>> Start ENTRIES PROVIDED

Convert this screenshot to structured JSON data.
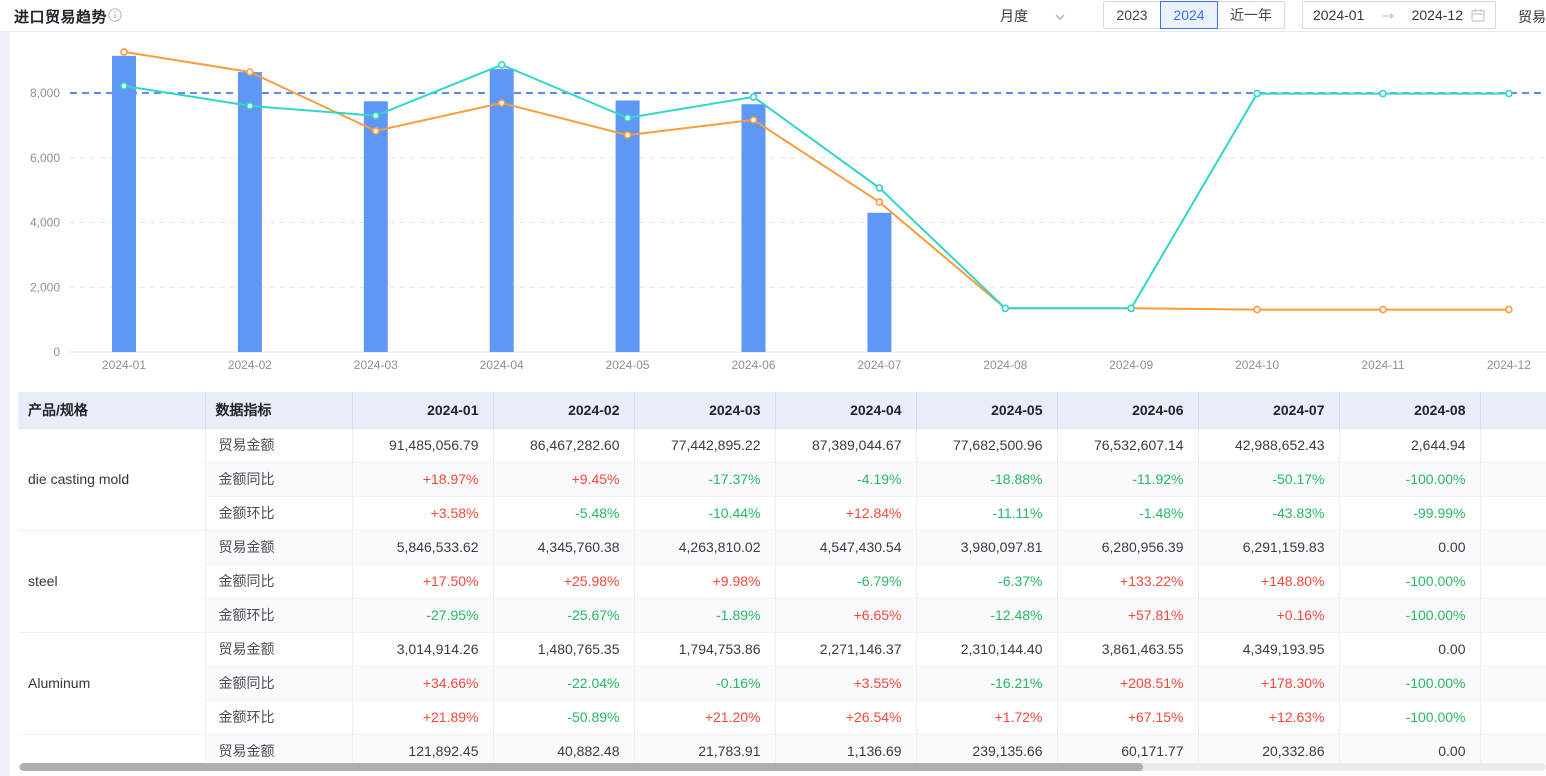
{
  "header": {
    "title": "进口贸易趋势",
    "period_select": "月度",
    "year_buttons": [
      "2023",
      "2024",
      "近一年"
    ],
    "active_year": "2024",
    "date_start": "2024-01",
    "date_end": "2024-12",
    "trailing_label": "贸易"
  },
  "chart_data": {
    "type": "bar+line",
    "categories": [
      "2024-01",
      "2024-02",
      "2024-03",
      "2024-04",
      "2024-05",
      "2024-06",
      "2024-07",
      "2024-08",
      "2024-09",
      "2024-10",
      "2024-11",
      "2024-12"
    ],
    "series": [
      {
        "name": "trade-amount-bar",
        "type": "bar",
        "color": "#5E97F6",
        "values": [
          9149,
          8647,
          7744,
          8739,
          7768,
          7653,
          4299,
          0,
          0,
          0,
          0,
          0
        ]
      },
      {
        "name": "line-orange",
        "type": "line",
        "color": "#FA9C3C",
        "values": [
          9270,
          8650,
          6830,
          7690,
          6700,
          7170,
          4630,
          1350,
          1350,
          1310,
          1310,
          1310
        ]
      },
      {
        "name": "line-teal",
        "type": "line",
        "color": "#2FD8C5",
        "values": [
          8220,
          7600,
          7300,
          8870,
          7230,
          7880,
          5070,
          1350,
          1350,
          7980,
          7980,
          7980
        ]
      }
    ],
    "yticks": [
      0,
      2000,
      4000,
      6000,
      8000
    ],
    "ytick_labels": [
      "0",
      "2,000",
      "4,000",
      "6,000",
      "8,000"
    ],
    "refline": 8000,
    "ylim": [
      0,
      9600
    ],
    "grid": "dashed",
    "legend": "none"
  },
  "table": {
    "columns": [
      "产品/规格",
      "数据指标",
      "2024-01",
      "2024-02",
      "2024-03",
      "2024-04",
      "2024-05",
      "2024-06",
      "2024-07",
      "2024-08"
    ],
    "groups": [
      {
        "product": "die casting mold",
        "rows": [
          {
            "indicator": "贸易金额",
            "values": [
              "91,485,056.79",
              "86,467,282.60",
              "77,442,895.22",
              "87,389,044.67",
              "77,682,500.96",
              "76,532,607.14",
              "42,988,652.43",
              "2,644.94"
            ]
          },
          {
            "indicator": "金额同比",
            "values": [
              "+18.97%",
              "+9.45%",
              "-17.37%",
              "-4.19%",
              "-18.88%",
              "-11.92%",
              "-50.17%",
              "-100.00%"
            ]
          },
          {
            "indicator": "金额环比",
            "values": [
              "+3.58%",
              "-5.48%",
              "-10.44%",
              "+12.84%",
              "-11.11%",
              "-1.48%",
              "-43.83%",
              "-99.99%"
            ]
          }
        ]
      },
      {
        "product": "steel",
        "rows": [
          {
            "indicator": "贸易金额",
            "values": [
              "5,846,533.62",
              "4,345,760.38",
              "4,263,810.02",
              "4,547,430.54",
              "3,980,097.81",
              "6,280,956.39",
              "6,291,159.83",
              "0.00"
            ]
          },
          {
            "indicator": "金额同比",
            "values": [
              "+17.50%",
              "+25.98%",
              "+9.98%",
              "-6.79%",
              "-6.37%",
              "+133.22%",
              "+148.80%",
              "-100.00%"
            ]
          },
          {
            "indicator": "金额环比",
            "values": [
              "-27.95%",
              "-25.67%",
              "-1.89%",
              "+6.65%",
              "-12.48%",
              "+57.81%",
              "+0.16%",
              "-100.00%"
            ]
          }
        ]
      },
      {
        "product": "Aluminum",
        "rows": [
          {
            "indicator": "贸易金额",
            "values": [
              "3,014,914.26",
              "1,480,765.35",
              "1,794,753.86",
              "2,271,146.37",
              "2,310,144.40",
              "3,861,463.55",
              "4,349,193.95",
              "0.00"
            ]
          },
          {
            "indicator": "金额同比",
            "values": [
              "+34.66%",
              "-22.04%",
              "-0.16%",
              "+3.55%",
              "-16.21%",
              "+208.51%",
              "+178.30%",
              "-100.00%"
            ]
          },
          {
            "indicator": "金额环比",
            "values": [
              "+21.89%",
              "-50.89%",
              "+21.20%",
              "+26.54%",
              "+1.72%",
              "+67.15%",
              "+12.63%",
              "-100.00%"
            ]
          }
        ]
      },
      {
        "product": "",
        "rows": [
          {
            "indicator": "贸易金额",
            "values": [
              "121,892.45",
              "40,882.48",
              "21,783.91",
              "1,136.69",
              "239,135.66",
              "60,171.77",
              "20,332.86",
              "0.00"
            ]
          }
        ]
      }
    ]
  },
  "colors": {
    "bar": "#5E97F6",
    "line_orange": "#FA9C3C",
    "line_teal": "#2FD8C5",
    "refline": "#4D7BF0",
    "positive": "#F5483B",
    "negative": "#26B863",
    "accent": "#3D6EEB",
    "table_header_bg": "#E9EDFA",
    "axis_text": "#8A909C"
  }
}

>> End ENTRIES PROVIDED
>> Start ENTRIES PROVIDED

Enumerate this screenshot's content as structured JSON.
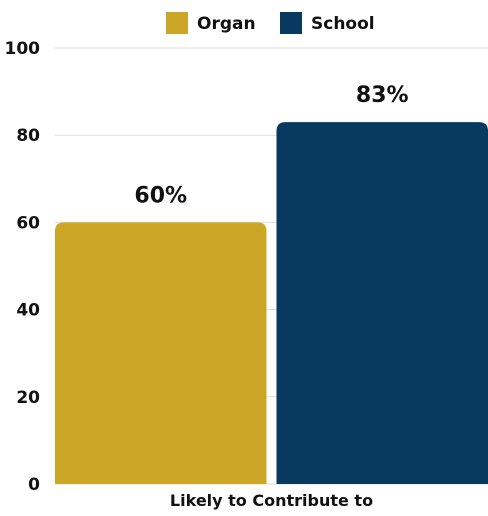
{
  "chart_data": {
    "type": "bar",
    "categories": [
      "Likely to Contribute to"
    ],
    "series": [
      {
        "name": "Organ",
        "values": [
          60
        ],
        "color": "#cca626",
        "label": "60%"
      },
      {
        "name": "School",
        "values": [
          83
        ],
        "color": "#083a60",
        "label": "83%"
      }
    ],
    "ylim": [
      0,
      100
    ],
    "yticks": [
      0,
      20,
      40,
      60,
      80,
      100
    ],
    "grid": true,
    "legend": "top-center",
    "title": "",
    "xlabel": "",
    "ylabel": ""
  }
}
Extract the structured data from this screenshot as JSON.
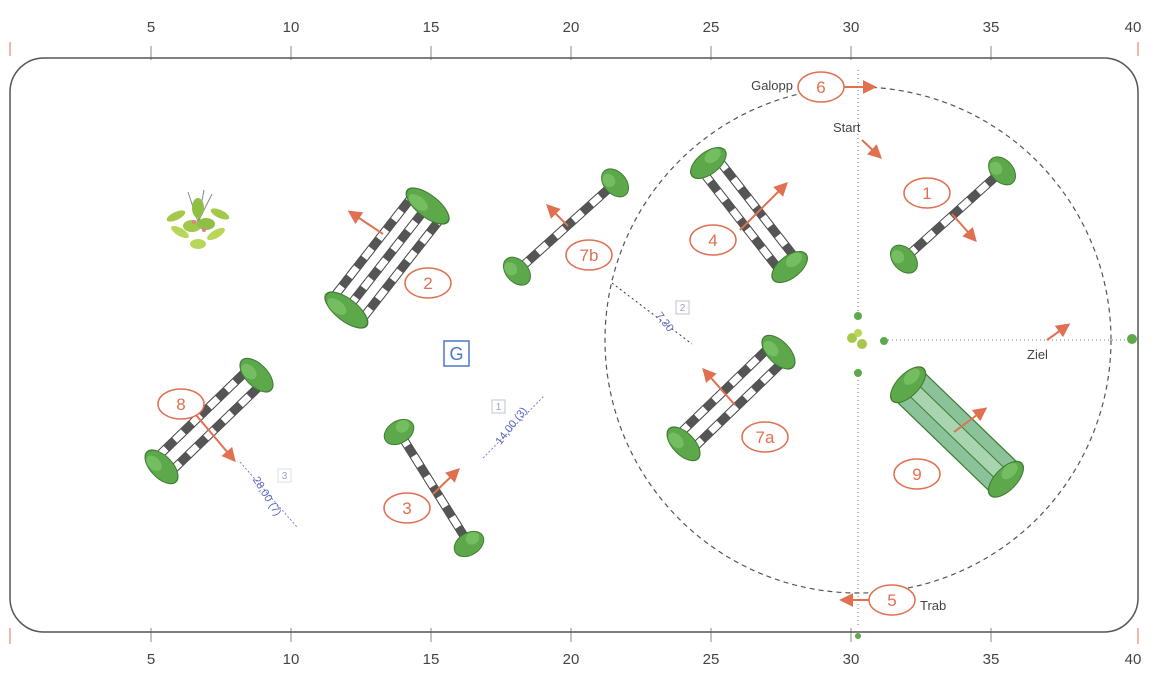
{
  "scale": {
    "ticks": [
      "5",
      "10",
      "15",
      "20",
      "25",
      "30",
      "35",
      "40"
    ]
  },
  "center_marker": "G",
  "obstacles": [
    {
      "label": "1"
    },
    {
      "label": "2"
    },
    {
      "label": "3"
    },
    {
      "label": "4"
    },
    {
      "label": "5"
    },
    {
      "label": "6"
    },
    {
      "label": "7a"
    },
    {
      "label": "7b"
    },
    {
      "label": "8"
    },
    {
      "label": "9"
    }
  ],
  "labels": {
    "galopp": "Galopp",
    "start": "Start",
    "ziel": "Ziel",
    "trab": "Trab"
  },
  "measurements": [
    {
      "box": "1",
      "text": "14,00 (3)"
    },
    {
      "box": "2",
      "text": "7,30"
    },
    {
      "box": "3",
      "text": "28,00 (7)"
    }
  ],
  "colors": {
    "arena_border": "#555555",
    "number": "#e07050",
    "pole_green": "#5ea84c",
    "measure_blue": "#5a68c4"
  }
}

>> End ENTRIES PROVIDED

WRITTEN INSTRUCTION: Tell how many lines in the material above include the word "type", giving the number only.

ANSWER TO THIS PROBLEM: 5